*What the exercise asks:* Reproduce the lines of the entries below word for word, starting at the line containing "List every element" and ending at the line containing "Polygon shape <box>354 122 370 138</box>", with both of those lines included.

[Box annotation data]

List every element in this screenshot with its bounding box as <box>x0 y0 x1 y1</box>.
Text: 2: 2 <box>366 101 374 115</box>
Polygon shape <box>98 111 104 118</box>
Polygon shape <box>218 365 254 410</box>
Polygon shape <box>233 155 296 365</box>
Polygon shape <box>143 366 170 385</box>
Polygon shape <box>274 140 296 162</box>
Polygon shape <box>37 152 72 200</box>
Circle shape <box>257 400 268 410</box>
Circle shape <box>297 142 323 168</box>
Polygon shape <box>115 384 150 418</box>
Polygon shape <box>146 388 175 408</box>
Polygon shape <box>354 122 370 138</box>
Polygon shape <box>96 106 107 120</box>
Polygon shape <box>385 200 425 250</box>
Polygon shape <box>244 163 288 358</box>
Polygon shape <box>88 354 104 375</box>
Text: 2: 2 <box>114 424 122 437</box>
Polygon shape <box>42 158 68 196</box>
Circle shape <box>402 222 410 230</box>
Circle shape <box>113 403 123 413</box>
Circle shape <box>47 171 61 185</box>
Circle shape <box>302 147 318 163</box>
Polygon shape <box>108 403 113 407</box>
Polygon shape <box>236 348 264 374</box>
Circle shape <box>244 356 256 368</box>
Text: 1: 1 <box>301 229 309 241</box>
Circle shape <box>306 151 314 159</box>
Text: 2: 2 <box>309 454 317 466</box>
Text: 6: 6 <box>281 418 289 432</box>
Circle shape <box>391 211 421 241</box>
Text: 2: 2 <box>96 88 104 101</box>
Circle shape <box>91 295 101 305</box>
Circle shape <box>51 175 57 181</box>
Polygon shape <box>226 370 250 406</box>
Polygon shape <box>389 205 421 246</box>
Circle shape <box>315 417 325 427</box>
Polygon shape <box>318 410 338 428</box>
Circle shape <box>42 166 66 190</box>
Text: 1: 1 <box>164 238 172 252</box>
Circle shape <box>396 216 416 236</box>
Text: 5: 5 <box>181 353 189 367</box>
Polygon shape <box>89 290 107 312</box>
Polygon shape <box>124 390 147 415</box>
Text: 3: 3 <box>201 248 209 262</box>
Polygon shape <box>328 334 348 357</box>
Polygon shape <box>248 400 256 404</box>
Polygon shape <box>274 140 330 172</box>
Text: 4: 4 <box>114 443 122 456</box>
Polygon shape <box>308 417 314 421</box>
* * *
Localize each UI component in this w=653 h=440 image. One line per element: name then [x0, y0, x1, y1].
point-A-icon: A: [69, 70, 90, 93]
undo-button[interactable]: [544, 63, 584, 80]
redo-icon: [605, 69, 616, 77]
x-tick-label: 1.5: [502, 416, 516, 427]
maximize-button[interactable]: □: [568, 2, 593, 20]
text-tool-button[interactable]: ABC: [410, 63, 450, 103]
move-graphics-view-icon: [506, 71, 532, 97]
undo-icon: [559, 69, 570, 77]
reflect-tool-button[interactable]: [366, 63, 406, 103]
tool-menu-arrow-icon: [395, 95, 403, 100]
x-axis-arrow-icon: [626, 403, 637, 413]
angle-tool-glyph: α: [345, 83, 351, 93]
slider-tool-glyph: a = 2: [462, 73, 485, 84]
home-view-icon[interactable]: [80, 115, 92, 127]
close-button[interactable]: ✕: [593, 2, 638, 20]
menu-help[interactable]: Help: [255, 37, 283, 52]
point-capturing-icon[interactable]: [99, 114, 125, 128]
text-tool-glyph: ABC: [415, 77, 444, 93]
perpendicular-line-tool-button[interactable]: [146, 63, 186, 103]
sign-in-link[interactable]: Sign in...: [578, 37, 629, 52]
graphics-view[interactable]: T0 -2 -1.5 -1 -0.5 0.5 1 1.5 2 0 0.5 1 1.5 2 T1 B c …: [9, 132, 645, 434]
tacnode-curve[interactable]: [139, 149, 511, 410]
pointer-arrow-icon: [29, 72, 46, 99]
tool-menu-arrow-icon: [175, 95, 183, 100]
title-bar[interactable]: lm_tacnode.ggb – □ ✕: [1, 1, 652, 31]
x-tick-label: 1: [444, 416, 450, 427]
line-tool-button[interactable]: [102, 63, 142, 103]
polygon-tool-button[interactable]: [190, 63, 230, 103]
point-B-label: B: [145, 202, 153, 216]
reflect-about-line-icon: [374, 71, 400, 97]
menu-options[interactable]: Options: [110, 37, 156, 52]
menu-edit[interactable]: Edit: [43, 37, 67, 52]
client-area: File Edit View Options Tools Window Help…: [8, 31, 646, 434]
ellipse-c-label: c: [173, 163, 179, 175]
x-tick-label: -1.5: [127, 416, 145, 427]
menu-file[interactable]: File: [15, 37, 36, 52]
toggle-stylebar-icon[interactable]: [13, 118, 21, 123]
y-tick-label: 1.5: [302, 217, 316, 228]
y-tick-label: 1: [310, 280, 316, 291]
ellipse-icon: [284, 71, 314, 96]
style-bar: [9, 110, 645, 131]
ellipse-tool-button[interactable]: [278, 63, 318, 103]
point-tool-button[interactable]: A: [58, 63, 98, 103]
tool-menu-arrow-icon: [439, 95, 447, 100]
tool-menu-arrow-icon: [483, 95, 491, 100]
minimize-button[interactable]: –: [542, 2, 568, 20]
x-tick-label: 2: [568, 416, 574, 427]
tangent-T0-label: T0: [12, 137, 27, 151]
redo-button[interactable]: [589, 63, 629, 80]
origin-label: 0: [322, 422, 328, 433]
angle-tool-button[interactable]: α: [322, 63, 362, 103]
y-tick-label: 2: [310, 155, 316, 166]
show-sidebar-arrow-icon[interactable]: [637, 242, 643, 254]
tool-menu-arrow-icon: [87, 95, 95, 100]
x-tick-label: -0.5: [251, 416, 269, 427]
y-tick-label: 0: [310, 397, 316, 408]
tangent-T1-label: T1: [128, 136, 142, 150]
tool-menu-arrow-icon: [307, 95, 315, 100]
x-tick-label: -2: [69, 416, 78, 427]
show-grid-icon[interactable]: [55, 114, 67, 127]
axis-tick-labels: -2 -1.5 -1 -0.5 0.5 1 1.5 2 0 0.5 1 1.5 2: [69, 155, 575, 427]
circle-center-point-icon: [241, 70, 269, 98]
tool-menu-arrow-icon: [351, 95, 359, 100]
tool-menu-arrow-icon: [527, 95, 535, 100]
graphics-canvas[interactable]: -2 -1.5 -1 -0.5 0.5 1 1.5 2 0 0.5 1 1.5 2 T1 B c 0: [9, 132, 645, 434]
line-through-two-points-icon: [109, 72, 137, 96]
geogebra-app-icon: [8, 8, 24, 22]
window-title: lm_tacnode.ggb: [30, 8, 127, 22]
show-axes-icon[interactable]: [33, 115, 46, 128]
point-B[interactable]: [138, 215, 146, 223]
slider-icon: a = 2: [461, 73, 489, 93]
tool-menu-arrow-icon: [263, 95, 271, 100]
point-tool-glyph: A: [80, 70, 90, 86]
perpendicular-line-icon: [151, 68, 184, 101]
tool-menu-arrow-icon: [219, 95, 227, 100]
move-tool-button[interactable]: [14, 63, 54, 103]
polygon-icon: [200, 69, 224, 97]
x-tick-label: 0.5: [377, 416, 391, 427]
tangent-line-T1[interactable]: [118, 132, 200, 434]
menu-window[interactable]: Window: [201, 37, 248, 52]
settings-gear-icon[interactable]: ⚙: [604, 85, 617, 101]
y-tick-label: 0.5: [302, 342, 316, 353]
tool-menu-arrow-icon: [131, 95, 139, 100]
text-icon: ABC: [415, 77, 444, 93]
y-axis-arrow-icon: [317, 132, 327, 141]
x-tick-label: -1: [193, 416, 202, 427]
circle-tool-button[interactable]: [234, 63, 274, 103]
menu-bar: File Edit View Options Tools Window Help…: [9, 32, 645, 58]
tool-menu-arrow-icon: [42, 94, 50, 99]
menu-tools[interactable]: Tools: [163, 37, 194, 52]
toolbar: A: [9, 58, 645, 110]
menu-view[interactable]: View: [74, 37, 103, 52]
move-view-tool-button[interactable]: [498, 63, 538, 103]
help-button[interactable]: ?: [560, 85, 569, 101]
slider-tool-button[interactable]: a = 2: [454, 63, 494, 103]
--
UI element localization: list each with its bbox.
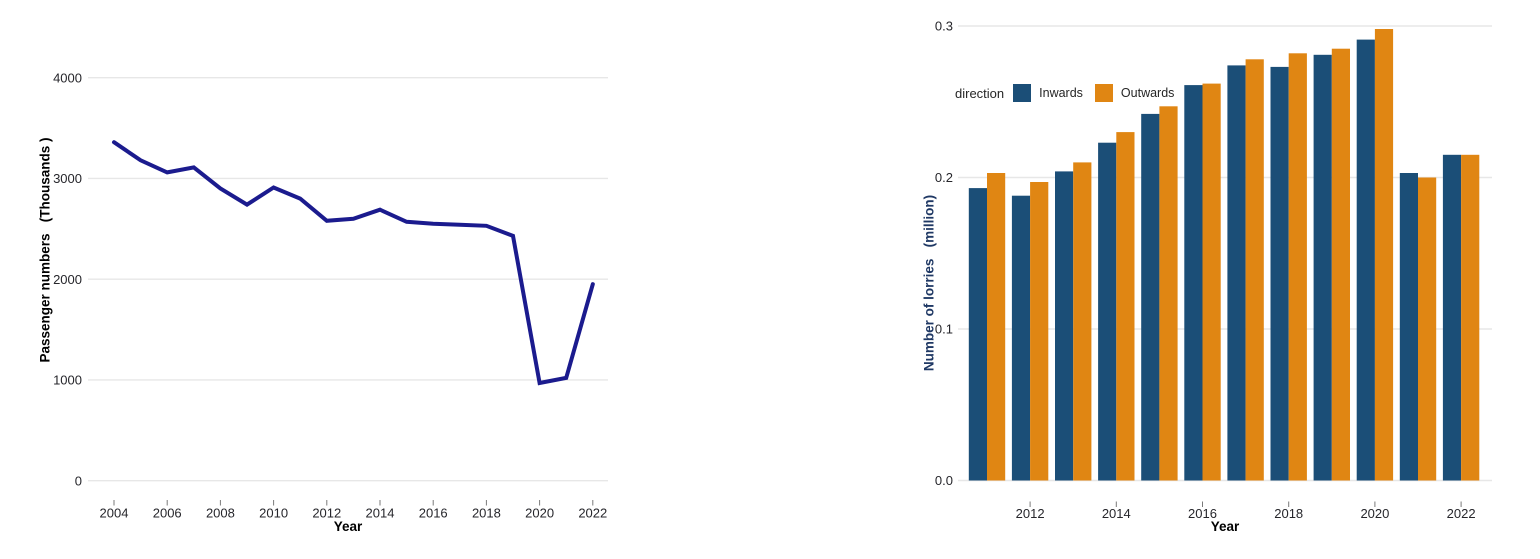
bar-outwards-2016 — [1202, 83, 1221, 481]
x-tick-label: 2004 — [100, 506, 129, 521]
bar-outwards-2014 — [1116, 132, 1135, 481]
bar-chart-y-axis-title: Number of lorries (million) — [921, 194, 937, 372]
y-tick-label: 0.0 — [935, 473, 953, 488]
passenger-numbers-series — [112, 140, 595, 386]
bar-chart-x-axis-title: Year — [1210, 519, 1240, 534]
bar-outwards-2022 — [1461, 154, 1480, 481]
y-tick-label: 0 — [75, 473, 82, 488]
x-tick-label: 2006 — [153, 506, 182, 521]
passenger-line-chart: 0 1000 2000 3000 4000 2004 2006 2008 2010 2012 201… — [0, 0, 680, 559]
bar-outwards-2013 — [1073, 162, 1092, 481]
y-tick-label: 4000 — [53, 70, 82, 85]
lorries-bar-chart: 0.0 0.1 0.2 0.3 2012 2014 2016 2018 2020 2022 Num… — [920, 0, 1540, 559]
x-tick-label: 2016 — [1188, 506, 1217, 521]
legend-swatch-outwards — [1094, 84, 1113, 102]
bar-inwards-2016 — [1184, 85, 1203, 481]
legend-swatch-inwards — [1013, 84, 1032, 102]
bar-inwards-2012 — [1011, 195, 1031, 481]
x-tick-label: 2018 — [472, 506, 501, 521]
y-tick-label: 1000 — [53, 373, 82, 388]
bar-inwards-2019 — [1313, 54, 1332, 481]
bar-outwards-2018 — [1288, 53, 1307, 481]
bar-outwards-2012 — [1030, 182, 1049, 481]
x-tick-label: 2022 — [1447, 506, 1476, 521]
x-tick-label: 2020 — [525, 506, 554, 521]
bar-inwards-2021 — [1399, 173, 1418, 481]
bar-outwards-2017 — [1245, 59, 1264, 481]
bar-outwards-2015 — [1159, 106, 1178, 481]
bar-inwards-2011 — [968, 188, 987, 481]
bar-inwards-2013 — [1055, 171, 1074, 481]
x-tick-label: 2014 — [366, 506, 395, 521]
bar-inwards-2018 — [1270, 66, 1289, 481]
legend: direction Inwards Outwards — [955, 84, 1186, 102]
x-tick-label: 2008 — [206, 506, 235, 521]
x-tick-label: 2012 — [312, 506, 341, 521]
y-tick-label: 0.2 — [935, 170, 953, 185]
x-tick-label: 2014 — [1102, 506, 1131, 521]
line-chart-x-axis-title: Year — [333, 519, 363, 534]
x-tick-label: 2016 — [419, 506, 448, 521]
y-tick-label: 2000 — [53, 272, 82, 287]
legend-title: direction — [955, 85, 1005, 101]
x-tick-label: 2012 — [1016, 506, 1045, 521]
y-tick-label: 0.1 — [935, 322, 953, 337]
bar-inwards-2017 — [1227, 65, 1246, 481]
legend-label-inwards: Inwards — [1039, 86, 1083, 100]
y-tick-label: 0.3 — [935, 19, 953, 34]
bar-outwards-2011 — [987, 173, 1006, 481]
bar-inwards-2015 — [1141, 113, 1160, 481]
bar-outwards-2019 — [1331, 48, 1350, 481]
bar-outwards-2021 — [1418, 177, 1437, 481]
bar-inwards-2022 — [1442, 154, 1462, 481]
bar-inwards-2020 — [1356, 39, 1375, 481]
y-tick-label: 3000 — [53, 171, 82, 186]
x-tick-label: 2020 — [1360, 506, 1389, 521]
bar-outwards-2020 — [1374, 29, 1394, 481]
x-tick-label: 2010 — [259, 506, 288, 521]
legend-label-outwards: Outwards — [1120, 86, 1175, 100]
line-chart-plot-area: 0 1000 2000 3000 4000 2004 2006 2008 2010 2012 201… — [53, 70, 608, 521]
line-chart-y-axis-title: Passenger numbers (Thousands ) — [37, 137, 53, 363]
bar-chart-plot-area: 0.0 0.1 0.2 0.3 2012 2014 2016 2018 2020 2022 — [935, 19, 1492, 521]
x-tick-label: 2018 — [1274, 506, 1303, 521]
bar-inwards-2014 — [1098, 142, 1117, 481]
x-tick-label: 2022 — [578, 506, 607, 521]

*Result of this exercise:*
List every element in this screenshot with its bounding box as <box>x0 y0 x1 y1</box>.
Text: 2: 2 <box>366 101 374 115</box>
Polygon shape <box>98 111 104 118</box>
Polygon shape <box>218 365 254 410</box>
Polygon shape <box>233 155 296 365</box>
Polygon shape <box>143 366 170 385</box>
Polygon shape <box>274 140 296 162</box>
Polygon shape <box>37 152 72 200</box>
Circle shape <box>257 400 268 410</box>
Circle shape <box>297 142 323 168</box>
Polygon shape <box>115 384 150 418</box>
Polygon shape <box>146 388 175 408</box>
Polygon shape <box>354 122 370 138</box>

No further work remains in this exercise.